What the task asks: Below are entries to be transcribed exactly; exclude the pictures from the copy.

####

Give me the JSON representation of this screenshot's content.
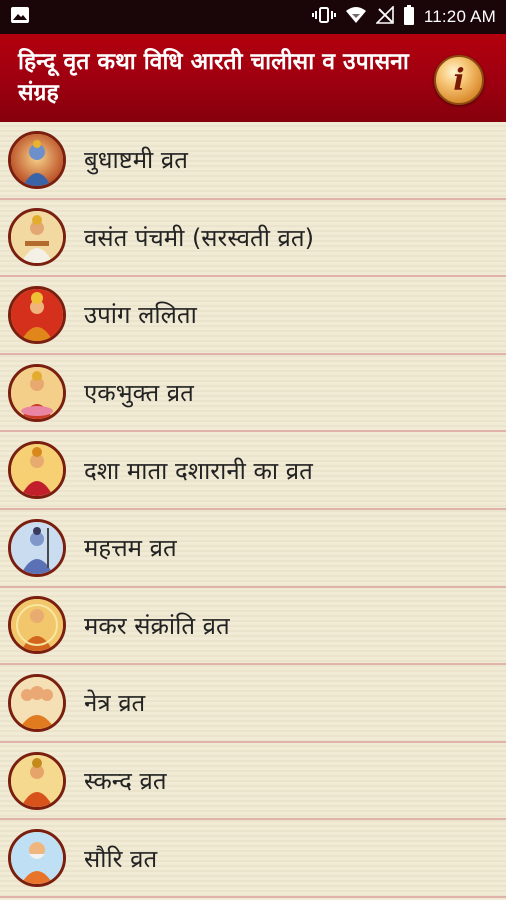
{
  "status_bar": {
    "time": "11:20 AM",
    "icons": [
      "image-icon",
      "vibrate-icon",
      "wifi-icon",
      "no-signal-icon",
      "battery-icon"
    ]
  },
  "app_bar": {
    "title": "हिन्दू वृत कथा विधि आरती चालीसा व उपासना संग्रह",
    "info_icon_glyph": "i"
  },
  "items": [
    {
      "label": "बुधाष्टमी व्रत"
    },
    {
      "label": "वसंत पंचमी (सरस्वती व्रत)"
    },
    {
      "label": "उपांग ललिता"
    },
    {
      "label": "एकभुक्त व्रत"
    },
    {
      "label": "दशा माता दशारानी का व्रत"
    },
    {
      "label": "महत्तम व्रत"
    },
    {
      "label": "मकर संक्रांति व्रत"
    },
    {
      "label": "नेत्र व्रत"
    },
    {
      "label": "स्कन्द व्रत"
    },
    {
      "label": "सौरि व्रत"
    }
  ],
  "colors": {
    "app_bar": "#a0000f",
    "status_bar": "#1a0509",
    "list_bg": "#efe9d3",
    "divider": "#e0b2a9"
  }
}
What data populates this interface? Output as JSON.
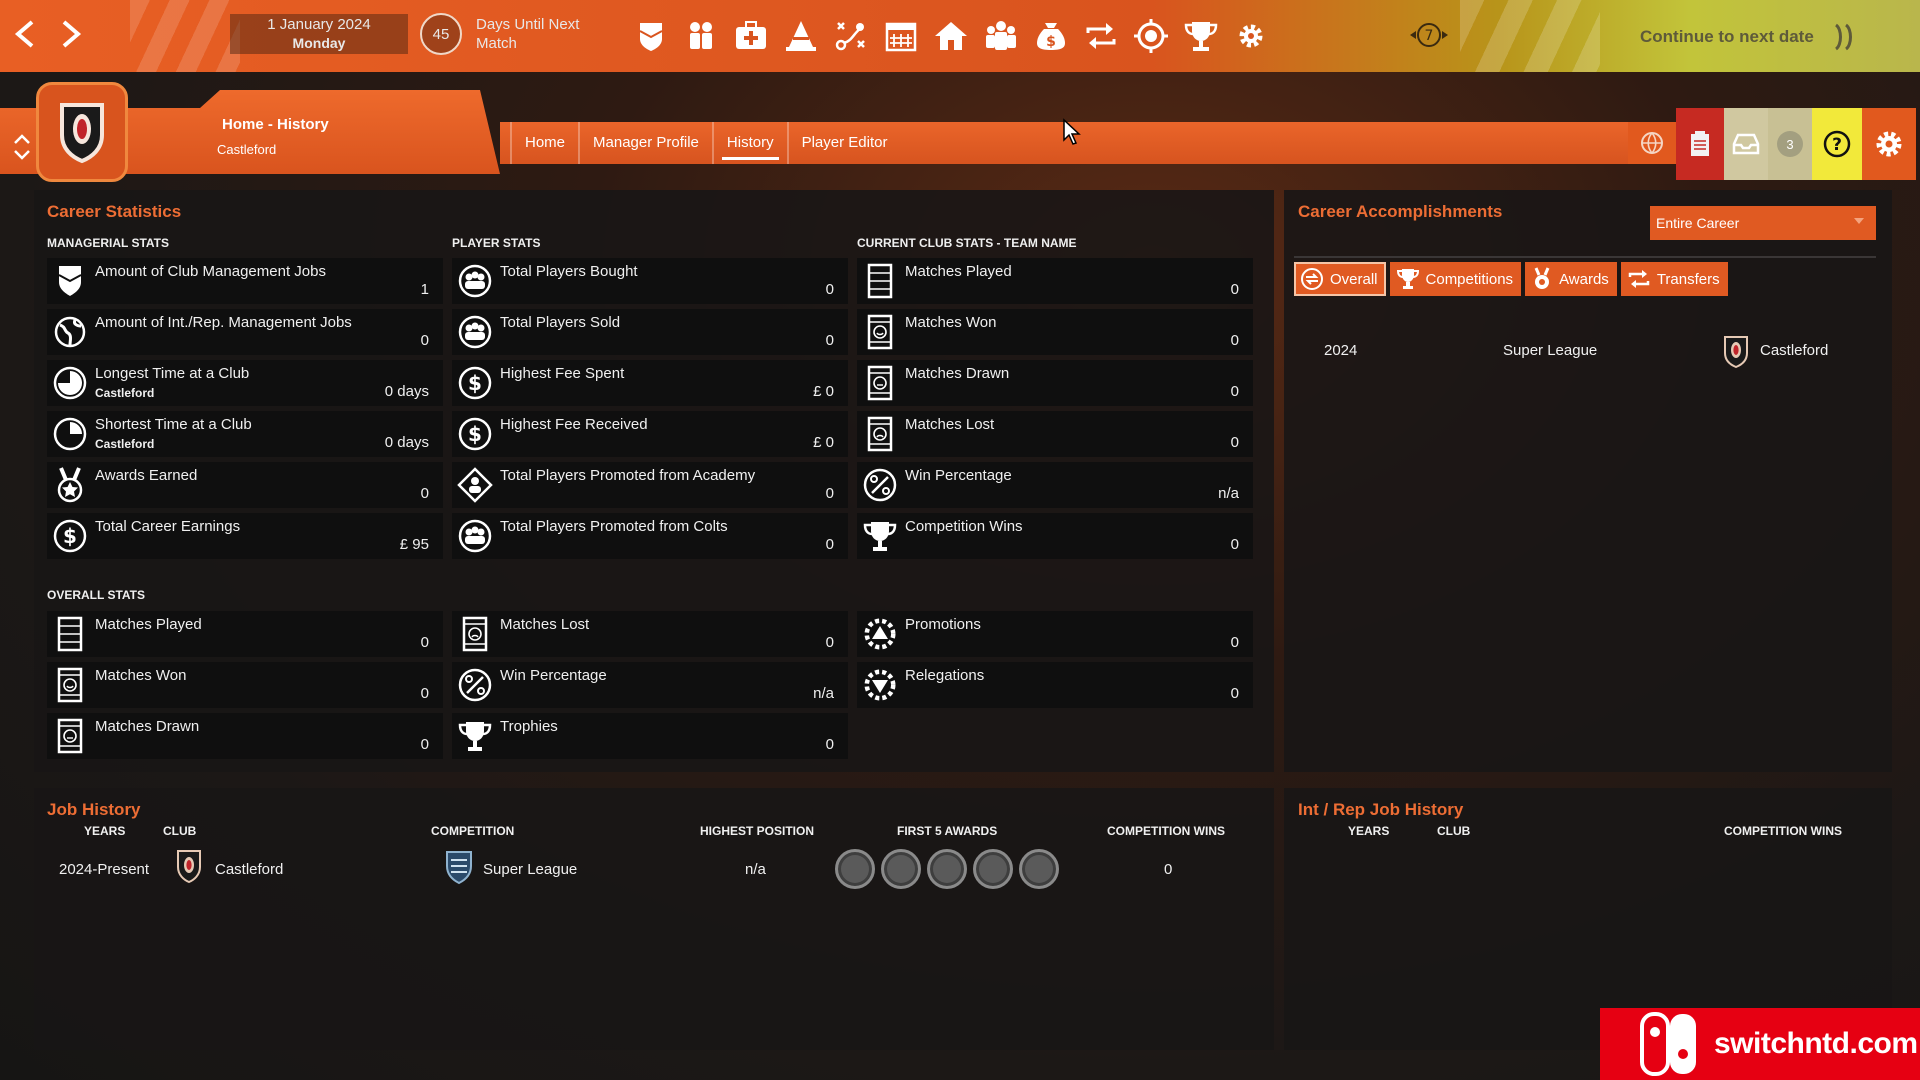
{
  "colors": {
    "accent": "#e05a22",
    "panel_title": "#ed6d34",
    "topbar": "#e85f24",
    "help": "#f2e93a"
  },
  "topbar": {
    "date": "1 January 2024",
    "weekday": "Monday",
    "days_until": "45",
    "days_until_label": "Days Until Next Match",
    "flow_badge": "7",
    "continue_label": "Continue to next date",
    "icons": [
      "shield-icon",
      "squad-icon",
      "medical-icon",
      "training-icon",
      "tactics-icon",
      "calendar-icon",
      "home-icon",
      "staff-icon",
      "finance-icon",
      "transfers-icon",
      "scouting-icon",
      "trophy-icon",
      "settings-cog-icon"
    ]
  },
  "header": {
    "breadcrumb": "Home - History",
    "club": "Castleford",
    "tabs": [
      {
        "label": "Home"
      },
      {
        "label": "Manager Profile"
      },
      {
        "label": "History"
      },
      {
        "label": "Player Editor"
      }
    ],
    "inbox_count": "3"
  },
  "career_statistics": {
    "title": "Career Statistics",
    "managerial": {
      "label": "MANAGERIAL STATS",
      "items": [
        {
          "label": "Amount of Club Management Jobs",
          "sub": "",
          "value": "1",
          "icon": "shield-icon"
        },
        {
          "label": "Amount of Int./Rep. Management Jobs",
          "sub": "",
          "value": "0",
          "icon": "globe-icon"
        },
        {
          "label": "Longest Time at a Club",
          "sub": "Castleford",
          "value": "0 days",
          "icon": "clock-icon"
        },
        {
          "label": "Shortest Time at a Club",
          "sub": "Castleford",
          "value": "0 days",
          "icon": "clock-icon"
        },
        {
          "label": "Awards Earned",
          "sub": "",
          "value": "0",
          "icon": "medal-icon"
        },
        {
          "label": "Total Career Earnings",
          "sub": "",
          "value": "£ 95",
          "icon": "money-icon"
        }
      ]
    },
    "player": {
      "label": "PLAYER STATS",
      "items": [
        {
          "label": "Total Players Bought",
          "value": "0",
          "icon": "players-icon"
        },
        {
          "label": "Total Players Sold",
          "value": "0",
          "icon": "players-icon"
        },
        {
          "label": "Highest Fee Spent",
          "value": "£ 0",
          "icon": "money-icon"
        },
        {
          "label": "Highest Fee Received",
          "value": "£ 0",
          "icon": "money-icon"
        },
        {
          "label": "Total Players Promoted from Academy",
          "value": "0",
          "icon": "academy-icon"
        },
        {
          "label": "Total Players Promoted from Colts",
          "value": "0",
          "icon": "players-icon"
        }
      ]
    },
    "current_club": {
      "label": "CURRENT CLUB STATS - TEAM NAME",
      "items": [
        {
          "label": "Matches Played",
          "value": "0",
          "icon": "pitch-icon"
        },
        {
          "label": "Matches Won",
          "value": "0",
          "icon": "match-won-icon"
        },
        {
          "label": "Matches Drawn",
          "value": "0",
          "icon": "match-drawn-icon"
        },
        {
          "label": "Matches Lost",
          "value": "0",
          "icon": "match-lost-icon"
        },
        {
          "label": "Win Percentage",
          "value": "n/a",
          "icon": "percent-icon"
        },
        {
          "label": "Competition Wins",
          "value": "0",
          "icon": "trophy-icon"
        }
      ]
    },
    "overall": {
      "label": "OVERALL STATS",
      "items": [
        {
          "label": "Matches Played",
          "value": "0",
          "icon": "pitch-icon"
        },
        {
          "label": "Matches Won",
          "value": "0",
          "icon": "match-won-icon"
        },
        {
          "label": "Matches Drawn",
          "value": "0",
          "icon": "match-drawn-icon"
        },
        {
          "label": "Matches Lost",
          "value": "0",
          "icon": "match-lost-icon"
        },
        {
          "label": "Win Percentage",
          "value": "n/a",
          "icon": "percent-icon"
        },
        {
          "label": "Trophies",
          "value": "0",
          "icon": "trophy-icon"
        },
        {
          "label": "Promotions",
          "value": "0",
          "icon": "promotion-icon"
        },
        {
          "label": "Relegations",
          "value": "0",
          "icon": "relegation-icon"
        }
      ]
    }
  },
  "accomplishments": {
    "title": "Career Accomplishments",
    "filter": "Entire Career",
    "tabs": [
      {
        "label": "Overall",
        "icon": "refresh-icon"
      },
      {
        "label": "Competitions",
        "icon": "trophy-icon"
      },
      {
        "label": "Awards",
        "icon": "medal-icon"
      },
      {
        "label": "Transfers",
        "icon": "transfers-icon"
      }
    ],
    "rows": [
      {
        "year": "2024",
        "competition": "Super League",
        "club": "Castleford"
      }
    ]
  },
  "job_history": {
    "title": "Job History",
    "columns": [
      "YEARS",
      "CLUB",
      "COMPETITION",
      "HIGHEST POSITION",
      "FIRST 5 AWARDS",
      "COMPETITION WINS"
    ],
    "rows": [
      {
        "years": "2024-Present",
        "club": "Castleford",
        "competition": "Super League",
        "highest_position": "n/a",
        "competition_wins": "0"
      }
    ]
  },
  "int_rep_history": {
    "title": "Int / Rep Job History",
    "columns": [
      "YEARS",
      "CLUB",
      "COMPETITION WINS"
    ]
  },
  "watermark": {
    "text": "switchntd.com"
  }
}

####

Exercise output:
Give me the JSON representation of this screenshot's content.
{
  "status_bar": {
    "time": "11:20 AM",
    "icons": [
      "image-icon",
      "vibrate-icon",
      "wifi-icon",
      "no-signal-icon",
      "battery-icon"
    ]
  },
  "app_bar": {
    "title": "हिन्दू वृत कथा विधि आरती चालीसा व उपासना संग्रह",
    "info_icon_glyph": "i"
  },
  "items": [
    {
      "label": "बुधाष्टमी व्रत"
    },
    {
      "label": "वसंत पंचमी (सरस्वती व्रत)"
    },
    {
      "label": "उपांग ललिता"
    },
    {
      "label": "एकभुक्त व्रत"
    },
    {
      "label": "दशा माता दशारानी का व्रत"
    },
    {
      "label": "महत्तम व्रत"
    },
    {
      "label": "मकर संक्रांति व्रत"
    },
    {
      "label": "नेत्र व्रत"
    },
    {
      "label": "स्कन्द व्रत"
    },
    {
      "label": "सौरि व्रत"
    }
  ],
  "colors": {
    "app_bar": "#a0000f",
    "status_bar": "#1a0509",
    "list_bg": "#efe9d3",
    "divider": "#e0b2a9"
  }
}
What data populates this interface? Output as JSON.
{
  "colors": {
    "accent": "#e05a22",
    "panel_title": "#ed6d34",
    "topbar": "#e85f24",
    "help": "#f2e93a"
  },
  "topbar": {
    "date": "1 January 2024",
    "weekday": "Monday",
    "days_until": "45",
    "days_until_label": "Days Until Next Match",
    "flow_badge": "7",
    "continue_label": "Continue to next date",
    "icons": [
      "shield-icon",
      "squad-icon",
      "medical-icon",
      "training-icon",
      "tactics-icon",
      "calendar-icon",
      "home-icon",
      "staff-icon",
      "finance-icon",
      "transfers-icon",
      "scouting-icon",
      "trophy-icon",
      "settings-cog-icon"
    ]
  },
  "header": {
    "breadcrumb": "Home - History",
    "club": "Castleford",
    "tabs": [
      {
        "label": "Home"
      },
      {
        "label": "Manager Profile"
      },
      {
        "label": "History"
      },
      {
        "label": "Player Editor"
      }
    ],
    "inbox_count": "3"
  },
  "career_statistics": {
    "title": "Career Statistics",
    "managerial": {
      "label": "MANAGERIAL STATS",
      "items": [
        {
          "label": "Amount of Club Management Jobs",
          "sub": "",
          "value": "1",
          "icon": "shield-icon"
        },
        {
          "label": "Amount of Int./Rep. Management Jobs",
          "sub": "",
          "value": "0",
          "icon": "globe-icon"
        },
        {
          "label": "Longest Time at a Club",
          "sub": "Castleford",
          "value": "0 days",
          "icon": "clock-icon"
        },
        {
          "label": "Shortest Time at a Club",
          "sub": "Castleford",
          "value": "0 days",
          "icon": "clock-icon"
        },
        {
          "label": "Awards Earned",
          "sub": "",
          "value": "0",
          "icon": "medal-icon"
        },
        {
          "label": "Total Career Earnings",
          "sub": "",
          "value": "£ 95",
          "icon": "money-icon"
        }
      ]
    },
    "player": {
      "label": "PLAYER STATS",
      "items": [
        {
          "label": "Total Players Bought",
          "value": "0",
          "icon": "players-icon"
        },
        {
          "label": "Total Players Sold",
          "value": "0",
          "icon": "players-icon"
        },
        {
          "label": "Highest Fee Spent",
          "value": "£ 0",
          "icon": "money-icon"
        },
        {
          "label": "Highest Fee Received",
          "value": "£ 0",
          "icon": "money-icon"
        },
        {
          "label": "Total Players Promoted from Academy",
          "value": "0",
          "icon": "academy-icon"
        },
        {
          "label": "Total Players Promoted from Colts",
          "value": "0",
          "icon": "players-icon"
        }
      ]
    },
    "current_club": {
      "label": "CURRENT CLUB STATS - TEAM NAME",
      "items": [
        {
          "label": "Matches Played",
          "value": "0",
          "icon": "pitch-icon"
        },
        {
          "label": "Matches Won",
          "value": "0",
          "icon": "match-won-icon"
        },
        {
          "label": "Matches Drawn",
          "value": "0",
          "icon": "match-drawn-icon"
        },
        {
          "label": "Matches Lost",
          "value": "0",
          "icon": "match-lost-icon"
        },
        {
          "label": "Win Percentage",
          "value": "n/a",
          "icon": "percent-icon"
        },
        {
          "label": "Competition Wins",
          "value": "0",
          "icon": "trophy-icon"
        }
      ]
    },
    "overall": {
      "label": "OVERALL STATS",
      "items": [
        {
          "label": "Matches Played",
          "value": "0",
          "icon": "pitch-icon"
        },
        {
          "label": "Matches Won",
          "value": "0",
          "icon": "match-won-icon"
        },
        {
          "label": "Matches Drawn",
          "value": "0",
          "icon": "match-drawn-icon"
        },
        {
          "label": "Matches Lost",
          "value": "0",
          "icon": "match-lost-icon"
        },
        {
          "label": "Win Percentage",
          "value": "n/a",
          "icon": "percent-icon"
        },
        {
          "label": "Trophies",
          "value": "0",
          "icon": "trophy-icon"
        },
        {
          "label": "Promotions",
          "value": "0",
          "icon": "promotion-icon"
        },
        {
          "label": "Relegations",
          "value": "0",
          "icon": "relegation-icon"
        }
      ]
    }
  },
  "accomplishments": {
    "title": "Career Accomplishments",
    "filter": "Entire Career",
    "tabs": [
      {
        "label": "Overall",
        "icon": "refresh-icon"
      },
      {
        "label": "Competitions",
        "icon": "trophy-icon"
      },
      {
        "label": "Awards",
        "icon": "medal-icon"
      },
      {
        "label": "Transfers",
        "icon": "transfers-icon"
      }
    ],
    "rows": [
      {
        "year": "2024",
        "competition": "Super League",
        "club": "Castleford"
      }
    ]
  },
  "job_history": {
    "title": "Job History",
    "columns": [
      "YEARS",
      "CLUB",
      "COMPETITION",
      "HIGHEST POSITION",
      "FIRST 5 AWARDS",
      "COMPETITION WINS"
    ],
    "rows": [
      {
        "years": "2024-Present",
        "club": "Castleford",
        "competition": "Super League",
        "highest_position": "n/a",
        "competition_wins": "0"
      }
    ]
  },
  "int_rep_history": {
    "title": "Int / Rep Job History",
    "columns": [
      "YEARS",
      "CLUB",
      "COMPETITION WINS"
    ]
  },
  "watermark": {
    "text": "switchntd.com"
  }
}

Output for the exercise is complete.